-- start --

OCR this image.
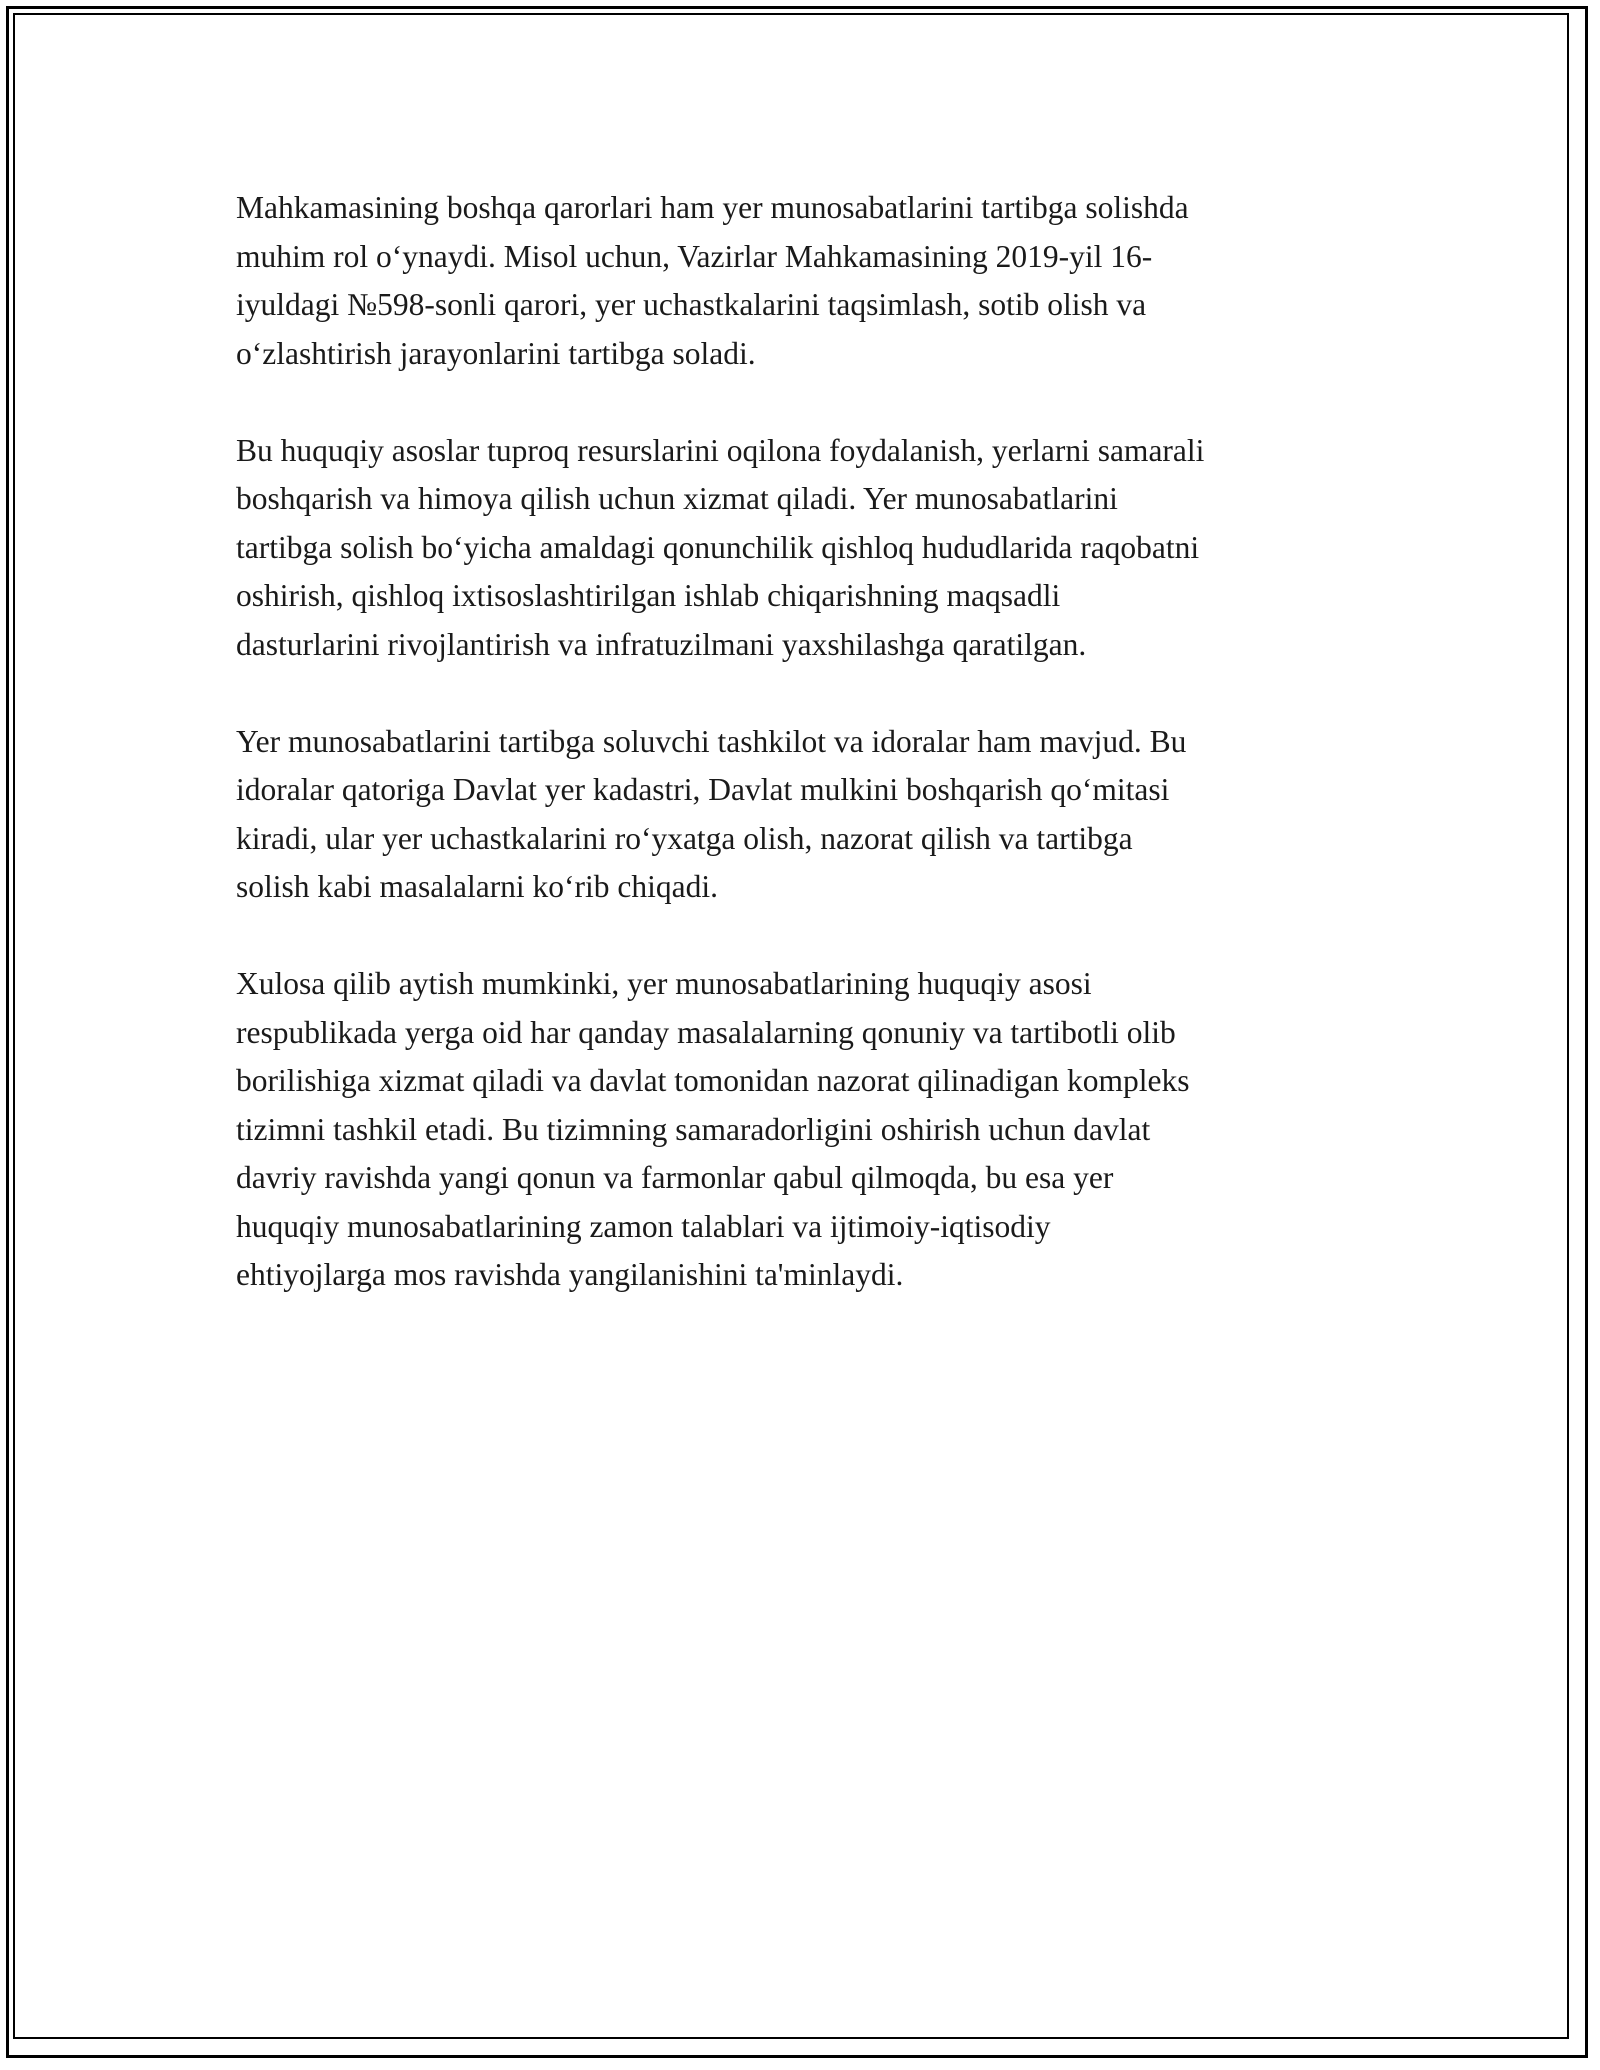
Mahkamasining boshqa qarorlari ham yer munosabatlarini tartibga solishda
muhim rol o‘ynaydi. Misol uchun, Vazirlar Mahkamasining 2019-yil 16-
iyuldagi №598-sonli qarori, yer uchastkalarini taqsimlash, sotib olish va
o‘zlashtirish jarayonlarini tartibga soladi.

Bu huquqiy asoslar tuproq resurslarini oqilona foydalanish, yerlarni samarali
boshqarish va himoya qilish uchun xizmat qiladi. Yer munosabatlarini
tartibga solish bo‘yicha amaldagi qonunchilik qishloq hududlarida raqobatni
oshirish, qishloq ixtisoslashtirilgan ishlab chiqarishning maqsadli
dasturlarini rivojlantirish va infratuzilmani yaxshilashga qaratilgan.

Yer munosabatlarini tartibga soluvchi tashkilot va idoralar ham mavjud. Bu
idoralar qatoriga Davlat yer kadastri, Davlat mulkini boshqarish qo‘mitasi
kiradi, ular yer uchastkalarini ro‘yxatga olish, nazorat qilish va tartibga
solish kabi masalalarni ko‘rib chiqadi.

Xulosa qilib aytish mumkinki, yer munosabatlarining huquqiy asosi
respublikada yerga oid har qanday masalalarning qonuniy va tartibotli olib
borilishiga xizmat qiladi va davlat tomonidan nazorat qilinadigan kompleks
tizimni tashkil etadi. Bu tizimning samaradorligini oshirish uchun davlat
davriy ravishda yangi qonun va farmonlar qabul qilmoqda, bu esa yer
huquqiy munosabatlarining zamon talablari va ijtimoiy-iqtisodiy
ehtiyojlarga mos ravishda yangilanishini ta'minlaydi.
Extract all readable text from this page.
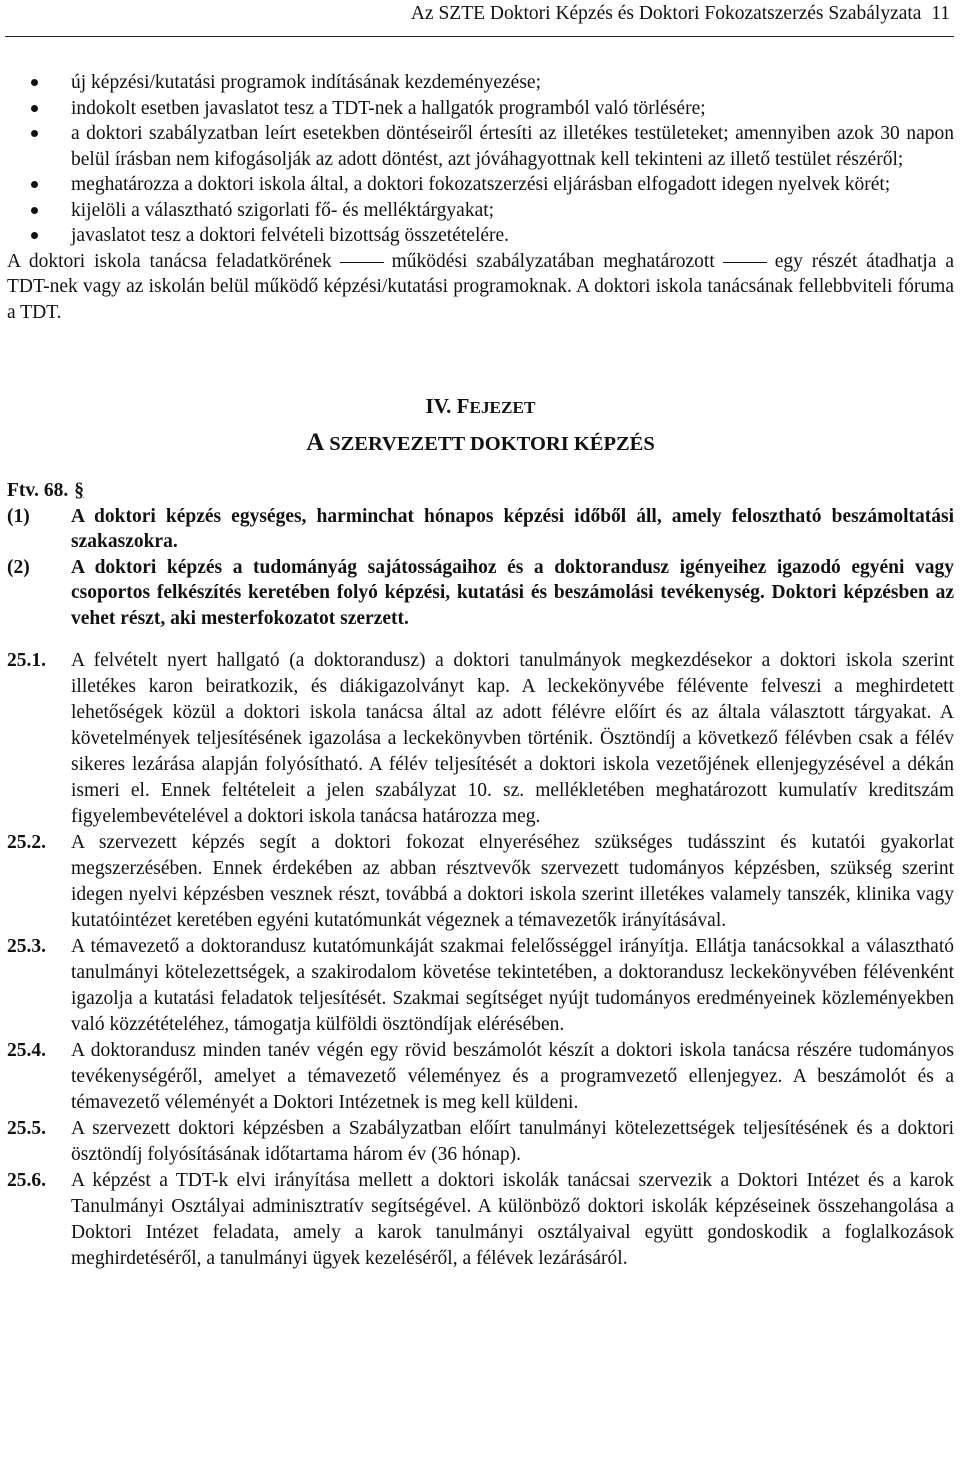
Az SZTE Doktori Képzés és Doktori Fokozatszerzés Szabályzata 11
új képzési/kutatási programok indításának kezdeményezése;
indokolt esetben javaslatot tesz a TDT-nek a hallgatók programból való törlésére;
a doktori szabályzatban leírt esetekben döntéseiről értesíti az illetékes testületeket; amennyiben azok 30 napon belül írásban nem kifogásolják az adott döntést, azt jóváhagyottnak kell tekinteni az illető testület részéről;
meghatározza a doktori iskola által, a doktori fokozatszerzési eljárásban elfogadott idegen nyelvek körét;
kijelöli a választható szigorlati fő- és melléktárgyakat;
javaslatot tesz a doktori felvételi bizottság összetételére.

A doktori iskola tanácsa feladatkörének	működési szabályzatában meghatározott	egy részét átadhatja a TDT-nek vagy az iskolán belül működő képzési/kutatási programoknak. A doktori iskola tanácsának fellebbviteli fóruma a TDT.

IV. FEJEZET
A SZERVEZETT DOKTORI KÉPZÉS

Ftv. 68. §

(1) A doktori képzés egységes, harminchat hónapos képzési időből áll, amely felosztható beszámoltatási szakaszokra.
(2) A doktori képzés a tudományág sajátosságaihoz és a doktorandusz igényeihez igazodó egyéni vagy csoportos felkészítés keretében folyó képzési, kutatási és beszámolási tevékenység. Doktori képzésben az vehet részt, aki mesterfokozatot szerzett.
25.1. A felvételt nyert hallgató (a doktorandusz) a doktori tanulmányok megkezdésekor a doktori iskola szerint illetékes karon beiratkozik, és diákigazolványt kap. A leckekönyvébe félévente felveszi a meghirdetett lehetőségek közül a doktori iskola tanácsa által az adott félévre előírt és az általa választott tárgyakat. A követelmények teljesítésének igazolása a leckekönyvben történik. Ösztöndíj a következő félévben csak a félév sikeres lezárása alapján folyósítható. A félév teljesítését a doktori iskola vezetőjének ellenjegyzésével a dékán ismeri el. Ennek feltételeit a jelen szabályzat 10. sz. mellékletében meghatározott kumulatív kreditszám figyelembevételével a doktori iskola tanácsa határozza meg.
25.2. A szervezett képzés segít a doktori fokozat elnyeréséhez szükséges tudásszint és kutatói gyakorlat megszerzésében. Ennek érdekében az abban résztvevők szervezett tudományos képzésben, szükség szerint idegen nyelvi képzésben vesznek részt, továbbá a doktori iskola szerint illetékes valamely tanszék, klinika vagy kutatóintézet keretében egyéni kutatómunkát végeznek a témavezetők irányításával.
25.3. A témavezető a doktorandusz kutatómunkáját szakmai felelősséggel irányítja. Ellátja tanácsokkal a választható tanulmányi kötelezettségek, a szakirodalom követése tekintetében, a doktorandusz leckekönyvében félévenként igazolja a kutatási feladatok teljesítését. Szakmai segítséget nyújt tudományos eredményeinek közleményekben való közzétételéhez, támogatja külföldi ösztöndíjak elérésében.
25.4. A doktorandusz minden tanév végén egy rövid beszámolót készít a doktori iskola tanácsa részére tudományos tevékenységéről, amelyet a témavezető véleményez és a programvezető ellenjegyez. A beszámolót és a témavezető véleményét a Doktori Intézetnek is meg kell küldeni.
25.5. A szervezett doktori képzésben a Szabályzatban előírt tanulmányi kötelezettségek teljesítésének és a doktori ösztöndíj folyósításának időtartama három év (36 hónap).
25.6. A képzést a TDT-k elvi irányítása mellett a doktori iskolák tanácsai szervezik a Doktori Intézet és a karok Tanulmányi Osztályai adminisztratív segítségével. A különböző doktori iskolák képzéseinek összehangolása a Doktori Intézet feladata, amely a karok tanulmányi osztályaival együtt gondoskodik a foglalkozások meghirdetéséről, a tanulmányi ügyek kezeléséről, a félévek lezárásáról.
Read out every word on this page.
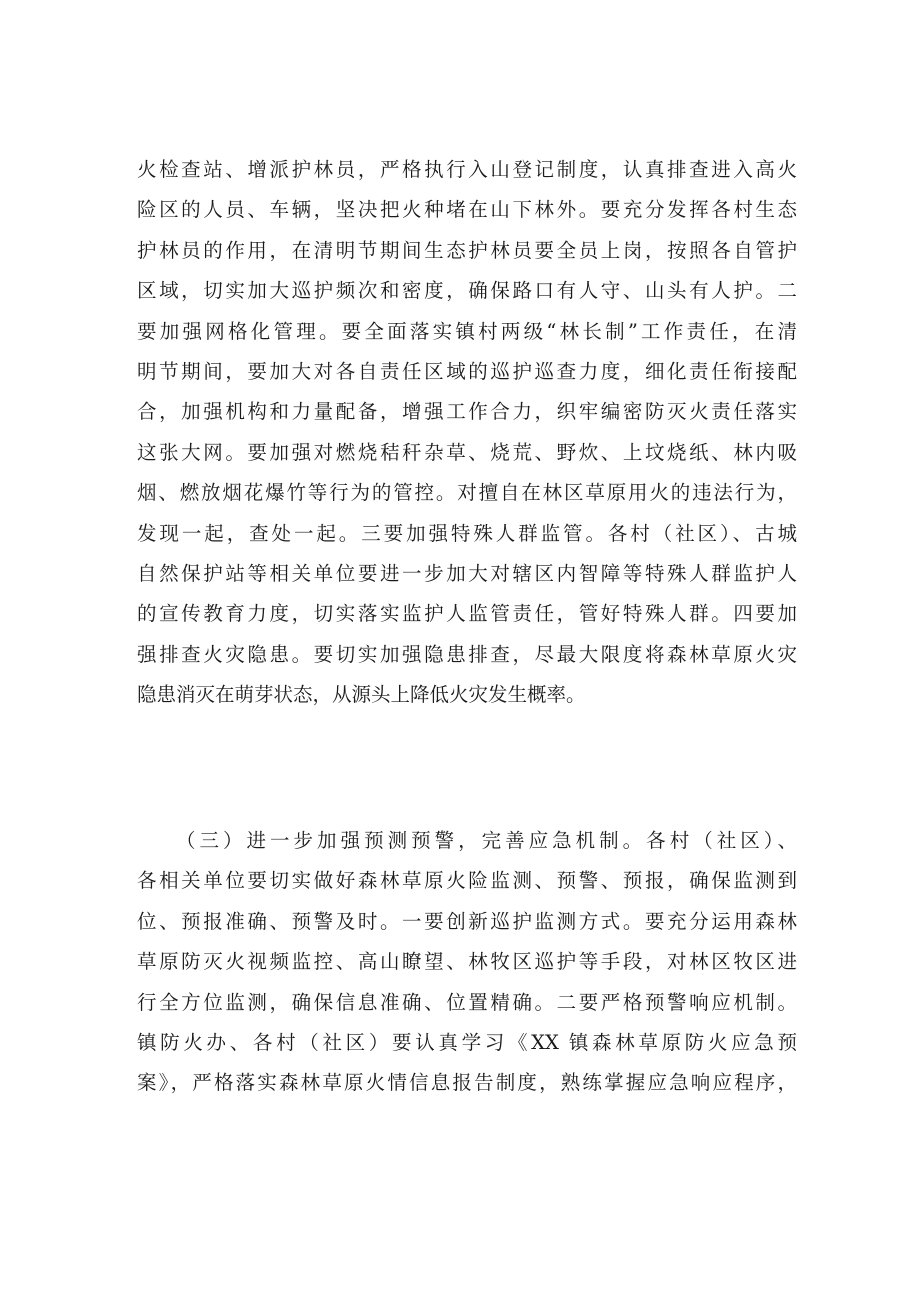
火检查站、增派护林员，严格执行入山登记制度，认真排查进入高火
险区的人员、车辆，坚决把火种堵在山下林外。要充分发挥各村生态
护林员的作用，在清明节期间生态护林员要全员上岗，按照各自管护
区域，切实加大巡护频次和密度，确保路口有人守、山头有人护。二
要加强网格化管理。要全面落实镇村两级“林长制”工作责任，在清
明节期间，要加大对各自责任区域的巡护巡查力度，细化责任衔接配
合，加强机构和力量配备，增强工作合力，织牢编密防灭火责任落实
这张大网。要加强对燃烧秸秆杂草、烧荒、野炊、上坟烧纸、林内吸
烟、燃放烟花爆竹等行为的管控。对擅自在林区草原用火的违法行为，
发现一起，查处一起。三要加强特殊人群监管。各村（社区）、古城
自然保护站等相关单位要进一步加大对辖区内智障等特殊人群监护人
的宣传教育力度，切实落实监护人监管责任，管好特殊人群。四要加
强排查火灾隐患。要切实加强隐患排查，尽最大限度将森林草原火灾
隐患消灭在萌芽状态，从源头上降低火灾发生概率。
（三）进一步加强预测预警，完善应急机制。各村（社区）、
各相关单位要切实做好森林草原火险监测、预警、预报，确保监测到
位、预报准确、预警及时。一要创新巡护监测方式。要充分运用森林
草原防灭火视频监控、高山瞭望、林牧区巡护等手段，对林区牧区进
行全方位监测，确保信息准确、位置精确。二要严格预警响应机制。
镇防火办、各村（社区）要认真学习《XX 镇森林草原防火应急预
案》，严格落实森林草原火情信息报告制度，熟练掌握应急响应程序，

-- end --

To be done: From the entries above, copy every line containing the word "keretében".

Response:
(2) A doktori képzés a tudományág sajátosságaihoz és a doktorandusz igényeihez igazodó egyéni vagy csoportos felkészítés keretében folyó képzési, kutatási és beszámolási tevékenység. Doktori képzésben az vehet részt, aki mesterfokozatot szerzett.
25.2. A szervezett képzés segít a doktori fokozat elnyeréséhez szükséges tudásszint és kutatói gyakorlat megszerzésében. Ennek érdekében az abban résztvevők szervezett tudományos képzésben, szükség szerint idegen nyelvi képzésben vesznek részt, továbbá a doktori iskola szerint illetékes valamely tanszék, klinika vagy kutatóintézet keretében egyéni kutatómunkát végeznek a témavezetők irányításával.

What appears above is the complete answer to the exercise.